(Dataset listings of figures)
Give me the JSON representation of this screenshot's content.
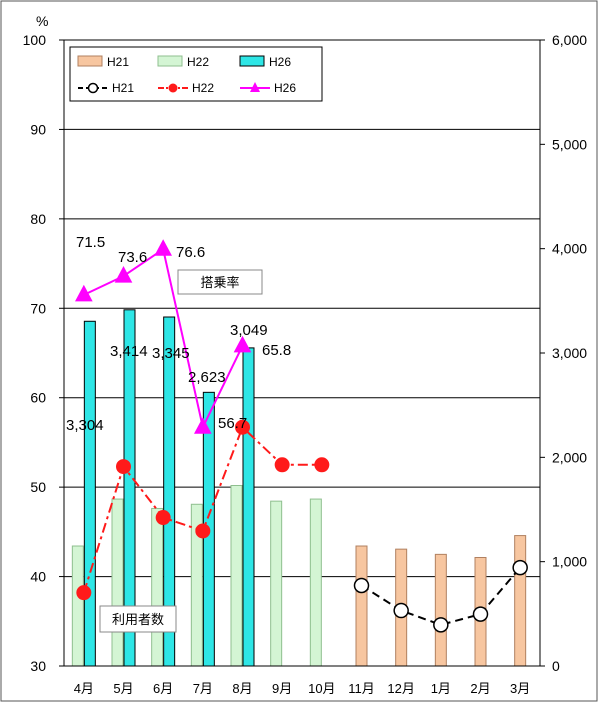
{
  "chart_data": {
    "type": "bar",
    "y_unit_label": "%",
    "categories": [
      "4月",
      "5月",
      "6月",
      "7月",
      "8月",
      "9月",
      "10月",
      "11月",
      "12月",
      "1月",
      "2月",
      "3月"
    ],
    "left_axis": {
      "range": [
        30,
        100
      ],
      "ticks": [
        "30",
        "40",
        "50",
        "60",
        "70",
        "80",
        "90",
        "100"
      ]
    },
    "right_axis": {
      "range": [
        0,
        6000
      ],
      "ticks": [
        "0",
        "1,000",
        "2,000",
        "3,000",
        "4,000",
        "5,000",
        "6,000"
      ]
    },
    "grid": "horizontal",
    "legend_position": "top-left",
    "bar_series": [
      {
        "name": "H21",
        "axis": "right",
        "color": "#f7c6a0",
        "stroke": "#b08060",
        "values": [
          null,
          null,
          null,
          null,
          null,
          null,
          null,
          1150,
          1120,
          1070,
          1040,
          1250
        ]
      },
      {
        "name": "H22",
        "axis": "right",
        "color": "#d4f5d4",
        "stroke": "#8fbf8f",
        "values": [
          1150,
          1600,
          1510,
          1550,
          1730,
          1580,
          1600,
          null,
          null,
          null,
          null,
          null
        ]
      },
      {
        "name": "H26",
        "axis": "right",
        "color": "#2ee6e6",
        "stroke": "#000000",
        "values": [
          3304,
          3414,
          3345,
          2623,
          3049,
          null,
          null,
          null,
          null,
          null,
          null,
          null
        ],
        "labels": [
          "3,304",
          "3,414",
          "3,345",
          "2,623",
          "3,049"
        ]
      }
    ],
    "line_series": [
      {
        "name": "H21",
        "axis": "left",
        "color": "#000000",
        "marker": "circle-open",
        "dash": "8,5",
        "values": [
          null,
          null,
          null,
          null,
          null,
          null,
          null,
          39.0,
          36.2,
          34.6,
          35.8,
          41.0
        ]
      },
      {
        "name": "H22",
        "axis": "left",
        "color": "#ff1a1a",
        "marker": "circle-filled",
        "dash": "10,4,3,4",
        "values": [
          38.2,
          52.3,
          46.6,
          45.1,
          56.7,
          52.5,
          52.5,
          null,
          null,
          null,
          null,
          null
        ]
      },
      {
        "name": "H26",
        "axis": "left",
        "color": "#ff00ff",
        "marker": "triangle",
        "dash": "",
        "values": [
          71.5,
          73.6,
          76.6,
          56.7,
          65.8,
          null,
          null,
          null,
          null,
          null,
          null,
          null
        ],
        "labels": [
          "71.5",
          "73.6",
          "76.6",
          "56.7",
          "65.8"
        ]
      }
    ],
    "annotations": [
      "搭乗率",
      "利用者数"
    ]
  }
}
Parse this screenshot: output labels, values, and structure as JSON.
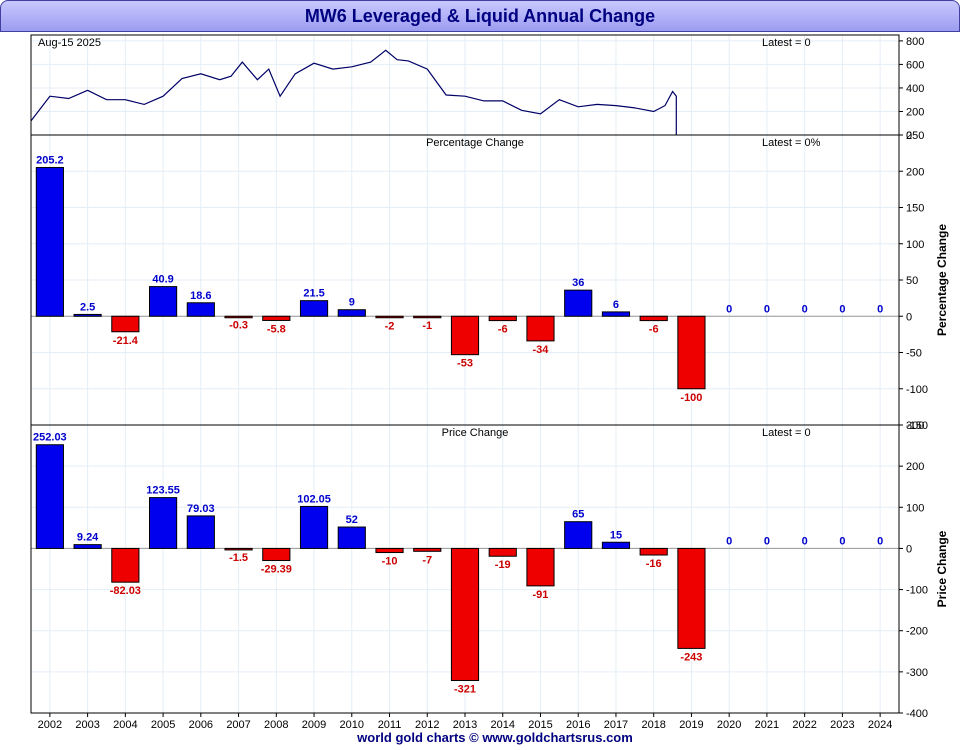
{
  "title": "MW6 Leveraged & Liquid Annual Change",
  "footer": "world gold charts © www.goldchartsrus.com",
  "colors": {
    "positive": "#0000ee",
    "negative": "#ee0000",
    "line": "#000066",
    "label_pos": "#0000cc",
    "label_neg": "#cc0000"
  },
  "chart_data": [
    {
      "type": "line",
      "date_label": "Aug-15  2025",
      "latest_label": "Latest = 0",
      "ylim": [
        0,
        850
      ],
      "yticks": [
        0,
        200,
        400,
        600,
        800
      ],
      "x": [
        2002.0,
        2002.5,
        2003.0,
        2003.5,
        2004.0,
        2004.5,
        2005.0,
        2005.5,
        2006.0,
        2006.5,
        2007.0,
        2007.3,
        2007.6,
        2008.0,
        2008.3,
        2008.6,
        2009.0,
        2009.5,
        2010.0,
        2010.5,
        2011.0,
        2011.4,
        2011.7,
        2012.0,
        2012.5,
        2013.0,
        2013.5,
        2014.0,
        2014.5,
        2015.0,
        2015.5,
        2016.0,
        2016.5,
        2017.0,
        2017.5,
        2018.0,
        2018.5,
        2018.8,
        2019.0,
        2019.1
      ],
      "values": [
        120,
        330,
        310,
        380,
        300,
        300,
        260,
        330,
        480,
        520,
        470,
        500,
        620,
        470,
        560,
        330,
        520,
        610,
        560,
        580,
        620,
        720,
        640,
        630,
        560,
        340,
        330,
        290,
        290,
        210,
        180,
        300,
        240,
        260,
        250,
        230,
        200,
        250,
        370,
        330
      ]
    },
    {
      "type": "bar",
      "subtitle": "Percentage Change",
      "latest_label": "Latest = 0%",
      "ylabel": "Percentage Change",
      "ylim": [
        -150,
        250
      ],
      "yticks": [
        -150,
        -100,
        -50,
        0,
        50,
        100,
        150,
        200,
        250
      ],
      "categories": [
        "2002",
        "2003",
        "2004",
        "2005",
        "2006",
        "2007",
        "2008",
        "2009",
        "2010",
        "2011",
        "2012",
        "2013",
        "2014",
        "2015",
        "2016",
        "2017",
        "2018",
        "2019",
        "2020",
        "2021",
        "2022",
        "2023",
        "2024"
      ],
      "values": [
        205.2,
        2.5,
        -21.4,
        40.9,
        18.6,
        -0.3,
        -5.8,
        21.5,
        9,
        -2,
        -1,
        -53,
        -6,
        -34,
        36,
        6,
        -6,
        -100,
        0,
        0,
        0,
        0,
        0
      ],
      "labels": [
        "205.2",
        "2.5",
        "-21.4",
        "40.9",
        "18.6",
        "-0.3",
        "-5.8",
        "21.5",
        "9",
        "-2",
        "-1",
        "-53",
        "-6",
        "-34",
        "36",
        "6",
        "-6",
        "-100",
        "0",
        "0",
        "0",
        "0",
        "0"
      ]
    },
    {
      "type": "bar",
      "subtitle": "Price Change",
      "latest_label": "Latest = 0",
      "ylabel": "Price Change",
      "ylim": [
        -400,
        300
      ],
      "yticks": [
        -400,
        -300,
        -200,
        -100,
        0,
        100,
        200,
        300
      ],
      "categories": [
        "2002",
        "2003",
        "2004",
        "2005",
        "2006",
        "2007",
        "2008",
        "2009",
        "2010",
        "2011",
        "2012",
        "2013",
        "2014",
        "2015",
        "2016",
        "2017",
        "2018",
        "2019",
        "2020",
        "2021",
        "2022",
        "2023",
        "2024"
      ],
      "values": [
        252.03,
        9.24,
        -82.03,
        123.55,
        79.03,
        -1.5,
        -29.39,
        102.05,
        52,
        -10,
        -7,
        -321,
        -19,
        -91,
        65,
        15,
        -16,
        -243,
        0,
        0,
        0,
        0,
        0
      ],
      "labels": [
        "252.03",
        "9.24",
        "-82.03",
        "123.55",
        "79.03",
        "-1.5",
        "-29.39",
        "102.05",
        "52",
        "-10",
        "-7",
        "-321",
        "-19",
        "-91",
        "65",
        "15",
        "-16",
        "-243",
        "0",
        "0",
        "0",
        "0",
        "0"
      ]
    }
  ]
}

WHAT THE EXERCISE ASKS: From the material above, reproduce everything verbatim except the pictures.

TASK RESPONSE:
Give me the JSON representation of this screenshot's content.
{
  "chart_data": {
    "type": "bar",
    "y_unit_label": "%",
    "categories": [
      "4月",
      "5月",
      "6月",
      "7月",
      "8月",
      "9月",
      "10月",
      "11月",
      "12月",
      "1月",
      "2月",
      "3月"
    ],
    "left_axis": {
      "range": [
        30,
        100
      ],
      "ticks": [
        "30",
        "40",
        "50",
        "60",
        "70",
        "80",
        "90",
        "100"
      ]
    },
    "right_axis": {
      "range": [
        0,
        6000
      ],
      "ticks": [
        "0",
        "1,000",
        "2,000",
        "3,000",
        "4,000",
        "5,000",
        "6,000"
      ]
    },
    "grid": "horizontal",
    "legend_position": "top-left",
    "bar_series": [
      {
        "name": "H21",
        "axis": "right",
        "color": "#f7c6a0",
        "stroke": "#b08060",
        "values": [
          null,
          null,
          null,
          null,
          null,
          null,
          null,
          1150,
          1120,
          1070,
          1040,
          1250
        ]
      },
      {
        "name": "H22",
        "axis": "right",
        "color": "#d4f5d4",
        "stroke": "#8fbf8f",
        "values": [
          1150,
          1600,
          1510,
          1550,
          1730,
          1580,
          1600,
          null,
          null,
          null,
          null,
          null
        ]
      },
      {
        "name": "H26",
        "axis": "right",
        "color": "#2ee6e6",
        "stroke": "#000000",
        "values": [
          3304,
          3414,
          3345,
          2623,
          3049,
          null,
          null,
          null,
          null,
          null,
          null,
          null
        ],
        "labels": [
          "3,304",
          "3,414",
          "3,345",
          "2,623",
          "3,049"
        ]
      }
    ],
    "line_series": [
      {
        "name": "H21",
        "axis": "left",
        "color": "#000000",
        "marker": "circle-open",
        "dash": "8,5",
        "values": [
          null,
          null,
          null,
          null,
          null,
          null,
          null,
          39.0,
          36.2,
          34.6,
          35.8,
          41.0
        ]
      },
      {
        "name": "H22",
        "axis": "left",
        "color": "#ff1a1a",
        "marker": "circle-filled",
        "dash": "10,4,3,4",
        "values": [
          38.2,
          52.3,
          46.6,
          45.1,
          56.7,
          52.5,
          52.5,
          null,
          null,
          null,
          null,
          null
        ]
      },
      {
        "name": "H26",
        "axis": "left",
        "color": "#ff00ff",
        "marker": "triangle",
        "dash": "",
        "values": [
          71.5,
          73.6,
          76.6,
          56.7,
          65.8,
          null,
          null,
          null,
          null,
          null,
          null,
          null
        ],
        "labels": [
          "71.5",
          "73.6",
          "76.6",
          "56.7",
          "65.8"
        ]
      }
    ],
    "annotations": [
      "搭乗率",
      "利用者数"
    ]
  }
}
Parse this screenshot: output labels, values, and structure as JSON.
{
  "title": "MW6 Leveraged & Liquid Annual Change",
  "footer": "world gold charts © www.goldchartsrus.com",
  "colors": {
    "positive": "#0000ee",
    "negative": "#ee0000",
    "line": "#000066",
    "label_pos": "#0000cc",
    "label_neg": "#cc0000"
  },
  "chart_data": [
    {
      "type": "line",
      "date_label": "Aug-15  2025",
      "latest_label": "Latest = 0",
      "ylim": [
        0,
        850
      ],
      "yticks": [
        0,
        200,
        400,
        600,
        800
      ],
      "x": [
        2002.0,
        2002.5,
        2003.0,
        2003.5,
        2004.0,
        2004.5,
        2005.0,
        2005.5,
        2006.0,
        2006.5,
        2007.0,
        2007.3,
        2007.6,
        2008.0,
        2008.3,
        2008.6,
        2009.0,
        2009.5,
        2010.0,
        2010.5,
        2011.0,
        2011.4,
        2011.7,
        2012.0,
        2012.5,
        2013.0,
        2013.5,
        2014.0,
        2014.5,
        2015.0,
        2015.5,
        2016.0,
        2016.5,
        2017.0,
        2017.5,
        2018.0,
        2018.5,
        2018.8,
        2019.0,
        2019.1
      ],
      "values": [
        120,
        330,
        310,
        380,
        300,
        300,
        260,
        330,
        480,
        520,
        470,
        500,
        620,
        470,
        560,
        330,
        520,
        610,
        560,
        580,
        620,
        720,
        640,
        630,
        560,
        340,
        330,
        290,
        290,
        210,
        180,
        300,
        240,
        260,
        250,
        230,
        200,
        250,
        370,
        330
      ]
    },
    {
      "type": "bar",
      "subtitle": "Percentage Change",
      "latest_label": "Latest = 0%",
      "ylabel": "Percentage Change",
      "ylim": [
        -150,
        250
      ],
      "yticks": [
        -150,
        -100,
        -50,
        0,
        50,
        100,
        150,
        200,
        250
      ],
      "categories": [
        "2002",
        "2003",
        "2004",
        "2005",
        "2006",
        "2007",
        "2008",
        "2009",
        "2010",
        "2011",
        "2012",
        "2013",
        "2014",
        "2015",
        "2016",
        "2017",
        "2018",
        "2019",
        "2020",
        "2021",
        "2022",
        "2023",
        "2024"
      ],
      "values": [
        205.2,
        2.5,
        -21.4,
        40.9,
        18.6,
        -0.3,
        -5.8,
        21.5,
        9,
        -2,
        -1,
        -53,
        -6,
        -34,
        36,
        6,
        -6,
        -100,
        0,
        0,
        0,
        0,
        0
      ],
      "labels": [
        "205.2",
        "2.5",
        "-21.4",
        "40.9",
        "18.6",
        "-0.3",
        "-5.8",
        "21.5",
        "9",
        "-2",
        "-1",
        "-53",
        "-6",
        "-34",
        "36",
        "6",
        "-6",
        "-100",
        "0",
        "0",
        "0",
        "0",
        "0"
      ]
    },
    {
      "type": "bar",
      "subtitle": "Price Change",
      "latest_label": "Latest = 0",
      "ylabel": "Price Change",
      "ylim": [
        -400,
        300
      ],
      "yticks": [
        -400,
        -300,
        -200,
        -100,
        0,
        100,
        200,
        300
      ],
      "categories": [
        "2002",
        "2003",
        "2004",
        "2005",
        "2006",
        "2007",
        "2008",
        "2009",
        "2010",
        "2011",
        "2012",
        "2013",
        "2014",
        "2015",
        "2016",
        "2017",
        "2018",
        "2019",
        "2020",
        "2021",
        "2022",
        "2023",
        "2024"
      ],
      "values": [
        252.03,
        9.24,
        -82.03,
        123.55,
        79.03,
        -1.5,
        -29.39,
        102.05,
        52,
        -10,
        -7,
        -321,
        -19,
        -91,
        65,
        15,
        -16,
        -243,
        0,
        0,
        0,
        0,
        0
      ],
      "labels": [
        "252.03",
        "9.24",
        "-82.03",
        "123.55",
        "79.03",
        "-1.5",
        "-29.39",
        "102.05",
        "52",
        "-10",
        "-7",
        "-321",
        "-19",
        "-91",
        "65",
        "15",
        "-16",
        "-243",
        "0",
        "0",
        "0",
        "0",
        "0"
      ]
    }
  ]
}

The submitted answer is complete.